● **Instruction**:
Set down each line of the material that follows, exactly, with no pictures.

-------------------------

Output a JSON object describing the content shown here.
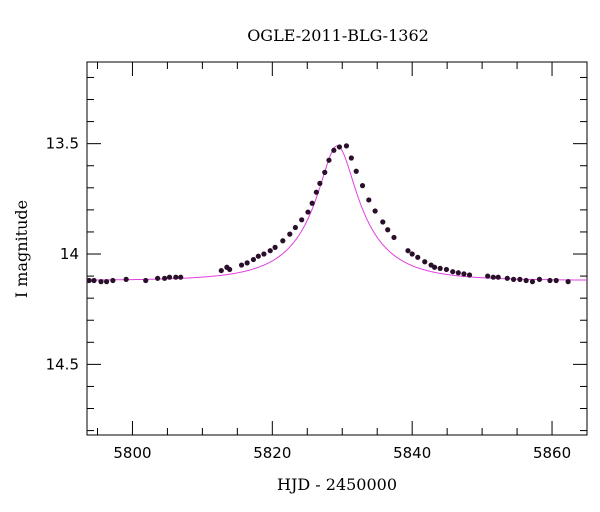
{
  "chart_data": {
    "type": "scatter",
    "title": "OGLE-2011-BLG-1362",
    "xlabel": "HJD - 2450000",
    "ylabel": "I magnitude",
    "xlim": [
      5793.5,
      5865
    ],
    "ylim": [
      14.82,
      13.13
    ],
    "y_inverted": true,
    "x_ticks": [
      5800,
      5820,
      5840,
      5860
    ],
    "y_ticks": [
      13.5,
      14,
      14.5
    ],
    "grid": false,
    "colors": {
      "points": "#2a0f2a",
      "model": "#e040e0",
      "axes": "#000000"
    },
    "model": {
      "baseline": 14.12,
      "peak_mag": 13.51,
      "t0": 5829.3,
      "u0": 0.27,
      "tE": 9.3
    },
    "series": [
      {
        "type": "scatter",
        "x": [
          5793.8,
          5794.5,
          5795.5,
          5796.3,
          5797.2,
          5799.1,
          5801.9,
          5803.6,
          5804.6,
          5805.3,
          5806.2,
          5806.9,
          5812.7,
          5813.5,
          5813.9,
          5815.6,
          5816.4,
          5817.3,
          5818.0,
          5818.8,
          5819.7,
          5820.4,
          5821.5,
          5822.5,
          5823.3,
          5824.2,
          5825.1,
          5825.7,
          5826.3,
          5826.8,
          5827.5,
          5828.1,
          5828.8,
          5829.6,
          5830.6,
          5831.3,
          5832.0,
          5832.9,
          5833.8,
          5834.7,
          5835.8,
          5836.5,
          5837.4,
          5839.4,
          5840.0,
          5840.8,
          5841.8,
          5842.7,
          5843.2,
          5844.0,
          5844.9,
          5845.8,
          5846.6,
          5847.4,
          5848.2,
          5850.8,
          5851.6,
          5852.3,
          5853.6,
          5854.5,
          5855.4,
          5856.3,
          5857.2,
          5858.2,
          5859.7,
          5860.6,
          5862.3
        ],
        "y": [
          14.12,
          14.12,
          14.125,
          14.125,
          14.12,
          14.115,
          14.12,
          14.11,
          14.11,
          14.105,
          14.105,
          14.105,
          14.075,
          14.06,
          14.07,
          14.05,
          14.04,
          14.025,
          14.01,
          14.0,
          13.985,
          13.97,
          13.94,
          13.91,
          13.88,
          13.845,
          13.81,
          13.77,
          13.72,
          13.68,
          13.63,
          13.575,
          13.53,
          13.515,
          13.51,
          13.565,
          13.625,
          13.69,
          13.755,
          13.805,
          13.855,
          13.89,
          13.925,
          13.985,
          14.0,
          14.015,
          14.035,
          14.05,
          14.06,
          14.065,
          14.07,
          14.08,
          14.085,
          14.09,
          14.095,
          14.1,
          14.105,
          14.105,
          14.11,
          14.115,
          14.115,
          14.12,
          14.125,
          14.115,
          14.12,
          14.12,
          14.125
        ]
      }
    ]
  }
}
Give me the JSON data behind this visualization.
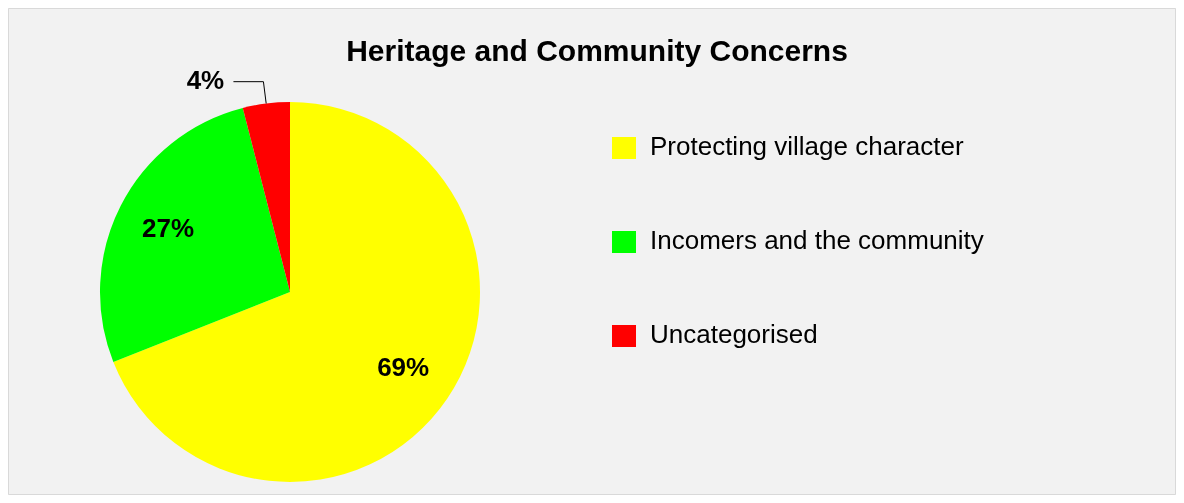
{
  "chart_data": {
    "type": "pie",
    "title": "Heritage and Community Concerns",
    "categories": [
      "Protecting village character",
      "Incomers and the community",
      "Uncategorised"
    ],
    "values": [
      69,
      27,
      4
    ],
    "colors": [
      "#ffff00",
      "#00ff00",
      "#ff0000"
    ],
    "value_labels": [
      "69%",
      "27%",
      "4%"
    ],
    "legend": "right"
  }
}
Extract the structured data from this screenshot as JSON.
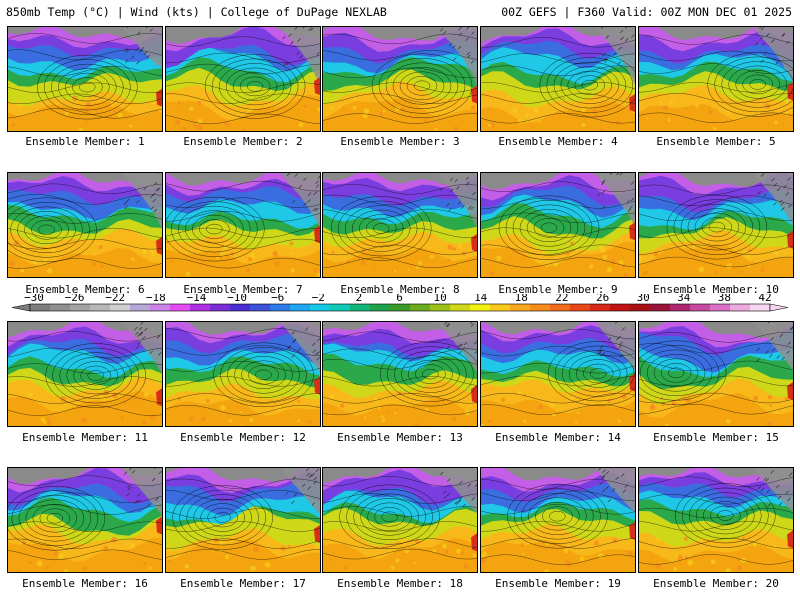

-------------------------

● **Output below**:
Output a JSON object describing the content shown here.
{
  "chart_data": {
    "type": "scatter",
    "title": "OGLE-2011-BLG-1362",
    "xlabel": "HJD - 2450000",
    "ylabel": "I magnitude",
    "xlim": [
      5793.5,
      5865
    ],
    "ylim": [
      14.82,
      13.13
    ],
    "y_inverted": true,
    "x_ticks": [
      5800,
      5820,
      5840,
      5860
    ],
    "y_ticks": [
      13.5,
      14,
      14.5
    ],
    "grid": false,
    "colors": {
      "points": "#2a0f2a",
      "model": "#e040e0",
      "axes": "#000000"
    },
    "model": {
      "baseline": 14.12,
      "peak_mag": 13.51,
      "t0": 5829.3,
      "u0": 0.27,
      "tE": 9.3
    },
    "series": [
      {
        "type": "scatter",
        "x": [
          5793.8,
          5794.5,
          5795.5,
          5796.3,
          5797.2,
          5799.1,
          5801.9,
          5803.6,
          5804.6,
          5805.3,
          5806.2,
          5806.9,
          5812.7,
          5813.5,
          5813.9,
          5815.6,
          5816.4,
          5817.3,
          5818.0,
          5818.8,
          5819.7,
          5820.4,
          5821.5,
          5822.5,
          5823.3,
          5824.2,
          5825.1,
          5825.7,
          5826.3,
          5826.8,
          5827.5,
          5828.1,
          5828.8,
          5829.6,
          5830.6,
          5831.3,
          5832.0,
          5832.9,
          5833.8,
          5834.7,
          5835.8,
          5836.5,
          5837.4,
          5839.4,
          5840.0,
          5840.8,
          5841.8,
          5842.7,
          5843.2,
          5844.0,
          5844.9,
          5845.8,
          5846.6,
          5847.4,
          5848.2,
          5850.8,
          5851.6,
          5852.3,
          5853.6,
          5854.5,
          5855.4,
          5856.3,
          5857.2,
          5858.2,
          5859.7,
          5860.6,
          5862.3
        ],
        "y": [
          14.12,
          14.12,
          14.125,
          14.125,
          14.12,
          14.115,
          14.12,
          14.11,
          14.11,
          14.105,
          14.105,
          14.105,
          14.075,
          14.06,
          14.07,
          14.05,
          14.04,
          14.025,
          14.01,
          14.0,
          13.985,
          13.97,
          13.94,
          13.91,
          13.88,
          13.845,
          13.81,
          13.77,
          13.72,
          13.68,
          13.63,
          13.575,
          13.53,
          13.515,
          13.51,
          13.565,
          13.625,
          13.69,
          13.755,
          13.805,
          13.855,
          13.89,
          13.925,
          13.985,
          14.0,
          14.015,
          14.035,
          14.05,
          14.06,
          14.065,
          14.07,
          14.08,
          14.085,
          14.09,
          14.095,
          14.1,
          14.105,
          14.105,
          14.11,
          14.115,
          14.115,
          14.12,
          14.125,
          14.115,
          14.12,
          14.12,
          14.125
        ]
      }
    ]
  }
}
Give me the JSON data behind this visualization.
{
  "chart_data": {
    "type": "pie",
    "title": "Heritage and Community Concerns",
    "categories": [
      "Protecting village character",
      "Incomers and the community",
      "Uncategorised"
    ],
    "values": [
      69,
      27,
      4
    ],
    "colors": [
      "#ffff00",
      "#00ff00",
      "#ff0000"
    ],
    "value_labels": [
      "69%",
      "27%",
      "4%"
    ],
    "legend": "right"
  }
}
Extract the structured data from this screenshot as JSON.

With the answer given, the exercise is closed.